> Try it:
List each of the three aims set out in the grant abstract on chromatin organization and bone formation, numbered as the abstract numbers them.

> Document section:
Content starts

# Chromatin Organization Regulates Osteogenesis

> **NIH NIH R01** · UNIVERSITY OF VERMONT & ST AGRIC COLLEGE · 2022 · $501,323

## Abstract

SUMMARY
This new R01 builds on discoveries during the R37 period (2008-2018) that established epigenetic mechanisms
(miRNAs, histone modifications) regulating osteoblast differentiation. We characterized for the first time a
“signature” of specific histone modifications that are associated with dynamic changes in gene expression during
the temporal progression of osteogenesis. These histone modifications also predicted “enhancers”, which are
critical cis-regulatory elements that contribute to local gene expression. We now propose to examine the recently
recognized “super enhancer” domains (SEDs) that include regulatory elements for multiple transcription factors
that have emerged as key regulators of cell phenotypes. SEDs function in chromatin organization via long range
intra- and inter-chromosomal interactions that coordinate control of gene cohorts responsible for lineage
specification and distinct cell identity. Our preliminary studies have identified a subset of SEDs that we now
propose are putative “bone-essential super-enhancers” and candidates for the important decision stage of
commitment to osteogenesis from MSCs. We hypothesize that super-enhancer domains are differentially
activated from the undifferentiated MSC to the osteoblast commitment stage, and function to establish the
osteogenic phenotype by coordinately regulating gene networks and contributing to higher order chromatin
organization that supports cell identity. Our studies will in: Aim1- analyze the functional effects of prioritized SEDs
we have identified related to osteoblastogenesis and mature bone activities through directed inhibition and
activation of SEDs using CRISPR/Cas9 in MSCs; Aim 2- determine the chromosomal domains that interact
with SEDs to control multiple genes and networks that commit MSCs to the osteoblast phenotype through
chromatin organization; and Aim 3- demonstrate in mouse models that using CRISPR activated SEDs in MSCs
will stimulate bone formation.

Content ends

> Record extracts:
Content starts

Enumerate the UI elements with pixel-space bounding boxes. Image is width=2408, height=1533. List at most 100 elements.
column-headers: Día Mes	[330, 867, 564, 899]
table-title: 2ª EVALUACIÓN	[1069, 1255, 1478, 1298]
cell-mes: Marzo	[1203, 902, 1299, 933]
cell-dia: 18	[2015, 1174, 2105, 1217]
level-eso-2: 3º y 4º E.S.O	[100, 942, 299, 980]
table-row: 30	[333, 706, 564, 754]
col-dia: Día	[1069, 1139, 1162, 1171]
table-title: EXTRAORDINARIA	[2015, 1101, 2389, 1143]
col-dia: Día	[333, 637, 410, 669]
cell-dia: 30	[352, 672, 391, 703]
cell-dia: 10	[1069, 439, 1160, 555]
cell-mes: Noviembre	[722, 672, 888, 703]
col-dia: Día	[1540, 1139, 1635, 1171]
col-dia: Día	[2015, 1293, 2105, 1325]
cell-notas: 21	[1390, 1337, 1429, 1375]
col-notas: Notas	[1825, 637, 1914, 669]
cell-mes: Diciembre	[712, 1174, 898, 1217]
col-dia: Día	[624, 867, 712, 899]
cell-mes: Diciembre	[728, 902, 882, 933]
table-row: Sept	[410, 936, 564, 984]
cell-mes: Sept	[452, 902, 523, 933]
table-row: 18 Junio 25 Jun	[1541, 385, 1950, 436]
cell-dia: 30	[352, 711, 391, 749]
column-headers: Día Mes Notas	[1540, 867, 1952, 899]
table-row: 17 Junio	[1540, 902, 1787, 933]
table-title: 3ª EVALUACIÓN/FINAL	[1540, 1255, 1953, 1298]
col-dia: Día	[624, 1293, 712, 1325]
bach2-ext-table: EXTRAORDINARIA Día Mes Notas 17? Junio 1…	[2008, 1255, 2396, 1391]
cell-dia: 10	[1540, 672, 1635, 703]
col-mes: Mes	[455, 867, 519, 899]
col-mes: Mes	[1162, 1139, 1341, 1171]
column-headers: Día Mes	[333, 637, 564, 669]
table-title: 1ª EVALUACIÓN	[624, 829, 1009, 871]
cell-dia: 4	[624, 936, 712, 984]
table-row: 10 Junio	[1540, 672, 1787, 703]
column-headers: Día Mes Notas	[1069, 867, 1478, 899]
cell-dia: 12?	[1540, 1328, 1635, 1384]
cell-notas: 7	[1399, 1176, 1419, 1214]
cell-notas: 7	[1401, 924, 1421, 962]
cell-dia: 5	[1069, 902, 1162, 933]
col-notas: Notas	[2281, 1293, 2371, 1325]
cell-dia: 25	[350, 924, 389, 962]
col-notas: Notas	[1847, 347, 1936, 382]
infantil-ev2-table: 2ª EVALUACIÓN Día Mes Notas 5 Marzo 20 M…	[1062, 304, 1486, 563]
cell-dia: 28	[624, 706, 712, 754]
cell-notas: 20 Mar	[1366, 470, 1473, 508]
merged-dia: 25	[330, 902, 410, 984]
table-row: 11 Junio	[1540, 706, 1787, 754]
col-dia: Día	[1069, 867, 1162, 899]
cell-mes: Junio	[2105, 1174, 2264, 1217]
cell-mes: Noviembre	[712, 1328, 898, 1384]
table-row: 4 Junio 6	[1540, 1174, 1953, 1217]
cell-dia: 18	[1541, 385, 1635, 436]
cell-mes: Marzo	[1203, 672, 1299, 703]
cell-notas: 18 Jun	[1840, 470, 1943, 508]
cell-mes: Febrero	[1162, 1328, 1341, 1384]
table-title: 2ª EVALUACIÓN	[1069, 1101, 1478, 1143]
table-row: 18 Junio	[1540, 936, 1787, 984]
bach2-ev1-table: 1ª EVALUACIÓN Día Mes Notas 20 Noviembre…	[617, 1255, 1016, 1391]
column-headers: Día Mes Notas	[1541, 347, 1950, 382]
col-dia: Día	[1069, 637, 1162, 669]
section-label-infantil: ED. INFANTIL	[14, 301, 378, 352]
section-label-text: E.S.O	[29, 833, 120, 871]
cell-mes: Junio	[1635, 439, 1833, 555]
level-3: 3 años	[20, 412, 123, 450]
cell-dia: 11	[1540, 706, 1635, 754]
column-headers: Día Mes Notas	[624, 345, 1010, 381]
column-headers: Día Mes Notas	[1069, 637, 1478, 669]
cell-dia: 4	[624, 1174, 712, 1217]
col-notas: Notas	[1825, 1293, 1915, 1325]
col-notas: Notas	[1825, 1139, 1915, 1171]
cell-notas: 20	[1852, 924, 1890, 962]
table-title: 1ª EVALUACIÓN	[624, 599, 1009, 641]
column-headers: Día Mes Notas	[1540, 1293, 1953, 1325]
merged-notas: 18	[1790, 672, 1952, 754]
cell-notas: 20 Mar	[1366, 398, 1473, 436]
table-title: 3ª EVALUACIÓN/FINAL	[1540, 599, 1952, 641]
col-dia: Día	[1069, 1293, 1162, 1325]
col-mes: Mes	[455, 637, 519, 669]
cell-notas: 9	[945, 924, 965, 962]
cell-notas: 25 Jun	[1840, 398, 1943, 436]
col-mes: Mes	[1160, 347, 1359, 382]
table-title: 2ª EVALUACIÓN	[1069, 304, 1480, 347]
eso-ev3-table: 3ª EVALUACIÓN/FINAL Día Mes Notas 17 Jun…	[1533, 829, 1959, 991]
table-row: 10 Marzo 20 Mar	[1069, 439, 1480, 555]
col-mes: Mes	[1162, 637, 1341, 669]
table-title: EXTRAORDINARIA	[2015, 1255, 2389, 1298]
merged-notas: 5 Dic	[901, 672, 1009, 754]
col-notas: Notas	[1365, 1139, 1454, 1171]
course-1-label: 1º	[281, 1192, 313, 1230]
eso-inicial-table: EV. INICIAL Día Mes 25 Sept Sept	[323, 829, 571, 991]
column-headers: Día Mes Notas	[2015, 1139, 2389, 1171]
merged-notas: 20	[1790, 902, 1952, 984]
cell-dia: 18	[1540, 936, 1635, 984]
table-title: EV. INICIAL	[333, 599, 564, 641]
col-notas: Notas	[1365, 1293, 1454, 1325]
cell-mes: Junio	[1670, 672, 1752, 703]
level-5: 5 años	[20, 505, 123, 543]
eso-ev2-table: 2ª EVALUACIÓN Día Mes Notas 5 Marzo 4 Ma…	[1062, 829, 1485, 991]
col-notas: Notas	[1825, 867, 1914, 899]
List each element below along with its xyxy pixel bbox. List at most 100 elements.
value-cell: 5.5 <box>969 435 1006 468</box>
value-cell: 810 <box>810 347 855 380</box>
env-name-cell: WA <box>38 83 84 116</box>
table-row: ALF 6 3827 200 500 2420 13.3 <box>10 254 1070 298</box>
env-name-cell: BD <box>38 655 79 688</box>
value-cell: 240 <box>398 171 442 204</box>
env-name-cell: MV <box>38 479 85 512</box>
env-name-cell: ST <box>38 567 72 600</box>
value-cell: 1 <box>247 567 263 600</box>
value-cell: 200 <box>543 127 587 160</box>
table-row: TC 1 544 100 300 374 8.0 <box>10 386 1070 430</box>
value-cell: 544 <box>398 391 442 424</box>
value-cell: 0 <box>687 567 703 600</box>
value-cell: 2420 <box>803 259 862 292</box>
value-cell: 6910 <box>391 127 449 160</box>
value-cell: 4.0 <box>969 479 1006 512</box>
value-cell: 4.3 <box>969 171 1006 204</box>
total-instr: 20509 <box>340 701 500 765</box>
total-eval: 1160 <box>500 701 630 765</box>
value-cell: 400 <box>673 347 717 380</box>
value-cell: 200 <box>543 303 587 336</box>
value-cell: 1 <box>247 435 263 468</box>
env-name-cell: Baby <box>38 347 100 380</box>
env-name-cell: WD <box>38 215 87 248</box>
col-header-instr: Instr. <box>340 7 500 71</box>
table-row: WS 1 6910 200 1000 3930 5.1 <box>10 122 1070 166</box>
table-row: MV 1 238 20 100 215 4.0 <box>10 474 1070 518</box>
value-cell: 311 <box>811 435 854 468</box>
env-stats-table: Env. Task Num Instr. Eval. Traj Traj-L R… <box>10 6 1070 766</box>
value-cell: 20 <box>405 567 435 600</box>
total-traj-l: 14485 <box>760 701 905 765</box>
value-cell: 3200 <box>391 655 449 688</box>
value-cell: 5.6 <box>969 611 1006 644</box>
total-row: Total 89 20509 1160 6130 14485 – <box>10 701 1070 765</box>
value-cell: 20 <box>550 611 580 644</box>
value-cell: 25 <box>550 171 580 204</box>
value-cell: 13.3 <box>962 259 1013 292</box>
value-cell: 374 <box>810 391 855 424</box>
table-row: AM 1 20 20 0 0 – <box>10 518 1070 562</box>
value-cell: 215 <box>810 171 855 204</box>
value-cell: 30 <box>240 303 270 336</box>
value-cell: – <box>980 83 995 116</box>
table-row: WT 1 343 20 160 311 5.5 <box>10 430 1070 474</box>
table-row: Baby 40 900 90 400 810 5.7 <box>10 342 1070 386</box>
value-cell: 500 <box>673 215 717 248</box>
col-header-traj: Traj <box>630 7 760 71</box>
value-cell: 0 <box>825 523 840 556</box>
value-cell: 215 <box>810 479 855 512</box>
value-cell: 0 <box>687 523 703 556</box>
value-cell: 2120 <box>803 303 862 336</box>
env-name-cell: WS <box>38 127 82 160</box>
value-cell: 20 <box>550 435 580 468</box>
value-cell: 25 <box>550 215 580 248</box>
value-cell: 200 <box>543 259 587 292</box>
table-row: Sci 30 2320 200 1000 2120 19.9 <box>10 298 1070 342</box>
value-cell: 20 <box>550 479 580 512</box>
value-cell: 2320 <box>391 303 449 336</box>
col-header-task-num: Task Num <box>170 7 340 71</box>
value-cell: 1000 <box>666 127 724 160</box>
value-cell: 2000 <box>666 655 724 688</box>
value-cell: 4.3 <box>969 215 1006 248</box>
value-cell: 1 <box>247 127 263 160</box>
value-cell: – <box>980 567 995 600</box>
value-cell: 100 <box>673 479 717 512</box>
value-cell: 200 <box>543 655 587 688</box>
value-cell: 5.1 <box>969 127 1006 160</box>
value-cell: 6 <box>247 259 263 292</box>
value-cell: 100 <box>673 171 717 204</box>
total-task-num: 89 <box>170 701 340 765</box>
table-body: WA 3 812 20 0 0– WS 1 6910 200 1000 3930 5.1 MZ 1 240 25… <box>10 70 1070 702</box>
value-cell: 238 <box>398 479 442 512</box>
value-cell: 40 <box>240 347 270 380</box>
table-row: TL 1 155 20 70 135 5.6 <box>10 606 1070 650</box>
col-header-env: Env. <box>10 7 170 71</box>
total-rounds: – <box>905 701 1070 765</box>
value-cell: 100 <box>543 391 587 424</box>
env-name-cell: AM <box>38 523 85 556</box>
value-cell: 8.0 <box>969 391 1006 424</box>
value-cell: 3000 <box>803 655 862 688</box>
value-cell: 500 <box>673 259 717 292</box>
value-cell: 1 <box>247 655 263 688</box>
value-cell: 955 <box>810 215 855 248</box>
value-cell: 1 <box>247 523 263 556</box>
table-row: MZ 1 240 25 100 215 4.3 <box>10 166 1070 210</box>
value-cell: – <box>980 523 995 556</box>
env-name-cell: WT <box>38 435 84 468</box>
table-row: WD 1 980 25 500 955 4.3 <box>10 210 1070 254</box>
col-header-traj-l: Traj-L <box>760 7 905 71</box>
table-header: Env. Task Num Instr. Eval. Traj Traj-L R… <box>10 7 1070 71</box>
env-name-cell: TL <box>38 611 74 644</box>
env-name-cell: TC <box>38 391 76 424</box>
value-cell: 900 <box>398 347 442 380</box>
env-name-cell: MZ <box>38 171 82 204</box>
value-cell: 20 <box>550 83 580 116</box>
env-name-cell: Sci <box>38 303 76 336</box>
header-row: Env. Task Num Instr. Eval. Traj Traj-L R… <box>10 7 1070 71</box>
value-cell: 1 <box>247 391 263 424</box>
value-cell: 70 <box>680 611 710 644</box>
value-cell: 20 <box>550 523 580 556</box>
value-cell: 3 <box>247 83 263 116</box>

Content ends

> Result:
Aim 1: analyze the functional effects of prioritized SEDs related to osteoblastogenesis and mature bone activities through directed inhibition and activation of SEDs using CRISPR/Cas9 in MSCs.
Aim 2: determine the chromosomal domains that interact with SEDs to control multiple genes and networks that commit MSCs to the osteoblast phenotype through chromatin organization.
Aim 3: demonstrate in mouse models that using CRISPR-activated SEDs in MSCs will stimulate bone formation.